SET TASK:
Render these lines as a numbered list, omitting any blank lines.

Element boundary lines
----------------------------------------

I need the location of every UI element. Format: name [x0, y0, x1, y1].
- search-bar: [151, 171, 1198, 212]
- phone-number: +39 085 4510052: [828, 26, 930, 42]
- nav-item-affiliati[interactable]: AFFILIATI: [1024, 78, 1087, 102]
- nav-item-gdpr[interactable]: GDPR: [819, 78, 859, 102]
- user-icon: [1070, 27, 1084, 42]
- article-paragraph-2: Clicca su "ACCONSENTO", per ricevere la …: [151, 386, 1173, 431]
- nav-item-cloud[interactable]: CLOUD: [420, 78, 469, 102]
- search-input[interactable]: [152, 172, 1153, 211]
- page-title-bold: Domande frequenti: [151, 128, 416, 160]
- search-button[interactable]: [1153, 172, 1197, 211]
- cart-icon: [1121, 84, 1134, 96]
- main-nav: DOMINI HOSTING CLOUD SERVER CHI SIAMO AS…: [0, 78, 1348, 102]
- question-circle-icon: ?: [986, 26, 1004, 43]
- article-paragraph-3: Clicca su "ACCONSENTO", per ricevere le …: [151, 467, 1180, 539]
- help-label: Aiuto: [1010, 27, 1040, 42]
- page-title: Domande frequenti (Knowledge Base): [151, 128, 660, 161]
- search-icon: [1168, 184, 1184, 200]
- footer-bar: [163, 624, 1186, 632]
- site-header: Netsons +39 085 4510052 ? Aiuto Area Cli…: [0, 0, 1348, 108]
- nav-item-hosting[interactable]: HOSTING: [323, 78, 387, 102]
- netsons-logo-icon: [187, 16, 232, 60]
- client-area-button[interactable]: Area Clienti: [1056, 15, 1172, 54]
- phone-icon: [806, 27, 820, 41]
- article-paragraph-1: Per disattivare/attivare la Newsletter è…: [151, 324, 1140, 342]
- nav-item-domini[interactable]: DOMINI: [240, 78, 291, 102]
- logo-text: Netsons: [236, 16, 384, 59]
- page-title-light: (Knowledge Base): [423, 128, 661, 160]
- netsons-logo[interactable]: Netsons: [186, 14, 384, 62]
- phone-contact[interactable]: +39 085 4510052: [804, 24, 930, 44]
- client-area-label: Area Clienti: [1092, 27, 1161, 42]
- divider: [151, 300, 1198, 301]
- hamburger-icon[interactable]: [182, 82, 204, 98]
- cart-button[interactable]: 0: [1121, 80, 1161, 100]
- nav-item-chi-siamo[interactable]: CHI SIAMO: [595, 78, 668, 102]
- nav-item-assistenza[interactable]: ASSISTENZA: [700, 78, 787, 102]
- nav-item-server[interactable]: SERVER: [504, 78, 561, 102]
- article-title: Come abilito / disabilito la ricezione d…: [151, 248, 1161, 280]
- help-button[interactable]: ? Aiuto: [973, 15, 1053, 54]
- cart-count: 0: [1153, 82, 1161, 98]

----------------------------------------

WRITTEN SOLUTION:
1. I need the location of every UI element. Format: name [x0, y0, x1, y1].
2. - search-bar: [151, 171, 1198, 212]
3. - phone-number: +39 085 4510052: [828, 26, 930, 42]
4. - nav-item-affiliati[interactable]: AFFILIATI: [1024, 78, 1087, 102]
5. - nav-item-gdpr[interactable]: GDPR: [819, 78, 859, 102]
6. - user-icon: [1070, 27, 1084, 42]
7. - article-paragraph-2: Clicca su "ACCONSENTO", per ricevere la …: [151, 386, 1173, 431]
8. - nav-item-cloud[interactable]: CLOUD: [420, 78, 469, 102]
9. - search-input[interactable]: [152, 172, 1153, 211]
10. - page-title-bold: Domande frequenti: [151, 128, 416, 160]
11. - search-button[interactable]: [1153, 172, 1197, 211]
12. - cart-icon: [1121, 84, 1134, 96]
13. - main-nav: DOMINI HOSTING CLOUD SERVER CHI SIAMO AS…: [0, 78, 1348, 102]
14. - question-circle-icon: ?: [986, 26, 1004, 43]
15. - article-paragraph-3: Clicca su "ACCONSENTO", per ricevere le …: [151, 467, 1180, 539]
16. - help-label: Aiuto: [1010, 27, 1040, 42]
17. - page-title: Domande frequenti (Knowledge Base): [151, 128, 660, 161]
18. - search-icon: [1168, 184, 1184, 200]
19. - footer-bar: [163, 624, 1186, 632]
20. - site-header: Netsons +39 085 4510052 ? Aiuto Area Cli…: [0, 0, 1348, 108]
21. - nav-item-hosting[interactable]: HOSTING: [323, 78, 387, 102]
22. - netsons-logo-icon: [187, 16, 232, 60]
23. - client-area-button[interactable]: Area Clienti: [1056, 15, 1172, 54]
24. - phone-icon: [806, 27, 820, 41]
25. - article-paragraph-1: Per disattivare/attivare la Newsletter è…: [151, 324, 1140, 342]
26. - nav-item-domini[interactable]: DOMINI: [240, 78, 291, 102]
27. - logo-text: Netsons: [236, 16, 384, 59]
28. - page-title-light: (Knowledge Base): [423, 128, 661, 160]
29. - netsons-logo[interactable]: Netsons: [186, 14, 384, 62]
30. - phone-contact[interactable]: +39 085 4510052: [804, 24, 930, 44]
31. - client-area-label: Area Clienti: [1092, 27, 1161, 42]
32. - divider: [151, 300, 1198, 301]
33. - hamburger-icon[interactable]: [182, 82, 204, 98]
34. - cart-button[interactable]: 0: [1121, 80, 1161, 100]
35. - nav-item-chi-siamo[interactable]: CHI SIAMO: [595, 78, 668, 102]
36. - nav-item-assistenza[interactable]: ASSISTENZA: [700, 78, 787, 102]
37. - nav-item-server[interactable]: SERVER: [504, 78, 561, 102]
38. - article-title: Come abilito / disabilito la ricezione d…: [151, 248, 1161, 280]
39. - help-button[interactable]: ? Aiuto: [973, 15, 1053, 54]
40. - cart-count: 0: [1153, 82, 1161, 98]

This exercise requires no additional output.